::: DATASET ENTRIES

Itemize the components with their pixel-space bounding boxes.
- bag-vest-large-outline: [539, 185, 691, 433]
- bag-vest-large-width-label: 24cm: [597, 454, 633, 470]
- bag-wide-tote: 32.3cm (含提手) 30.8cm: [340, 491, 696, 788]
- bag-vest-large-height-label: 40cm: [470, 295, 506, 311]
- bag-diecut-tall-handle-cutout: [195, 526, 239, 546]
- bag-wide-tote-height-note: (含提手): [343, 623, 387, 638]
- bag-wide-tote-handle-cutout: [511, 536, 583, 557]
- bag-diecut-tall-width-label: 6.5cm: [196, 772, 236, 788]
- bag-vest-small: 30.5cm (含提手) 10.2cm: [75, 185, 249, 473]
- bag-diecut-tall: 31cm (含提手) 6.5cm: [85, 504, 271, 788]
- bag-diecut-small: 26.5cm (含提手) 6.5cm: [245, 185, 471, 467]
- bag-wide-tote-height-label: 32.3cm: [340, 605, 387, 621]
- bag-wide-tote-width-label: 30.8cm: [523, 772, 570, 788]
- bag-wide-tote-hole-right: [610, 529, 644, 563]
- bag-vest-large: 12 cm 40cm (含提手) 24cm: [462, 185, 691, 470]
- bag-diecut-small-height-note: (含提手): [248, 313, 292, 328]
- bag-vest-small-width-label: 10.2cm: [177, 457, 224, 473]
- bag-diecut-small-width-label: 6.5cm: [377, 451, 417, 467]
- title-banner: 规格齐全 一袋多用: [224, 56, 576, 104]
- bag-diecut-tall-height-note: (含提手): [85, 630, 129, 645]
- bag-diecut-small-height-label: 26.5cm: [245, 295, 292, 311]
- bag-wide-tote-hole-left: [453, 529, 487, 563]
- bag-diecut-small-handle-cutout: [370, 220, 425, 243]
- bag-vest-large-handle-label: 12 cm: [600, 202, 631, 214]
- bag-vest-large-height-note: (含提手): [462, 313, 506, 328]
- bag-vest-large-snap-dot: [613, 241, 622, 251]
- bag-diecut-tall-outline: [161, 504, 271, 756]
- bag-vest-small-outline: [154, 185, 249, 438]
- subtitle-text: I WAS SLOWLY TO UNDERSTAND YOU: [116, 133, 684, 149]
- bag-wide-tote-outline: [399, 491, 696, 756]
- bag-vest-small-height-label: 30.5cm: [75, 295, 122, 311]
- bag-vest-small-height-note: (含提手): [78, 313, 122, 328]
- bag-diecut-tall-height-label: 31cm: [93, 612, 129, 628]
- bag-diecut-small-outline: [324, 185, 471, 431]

::::::

__WHAT TO DO__:
Please count how many lines in the items above contain the string "label", matching case exactly, and give only the number.

__RESULT FOR THIS EXERCISE__:
11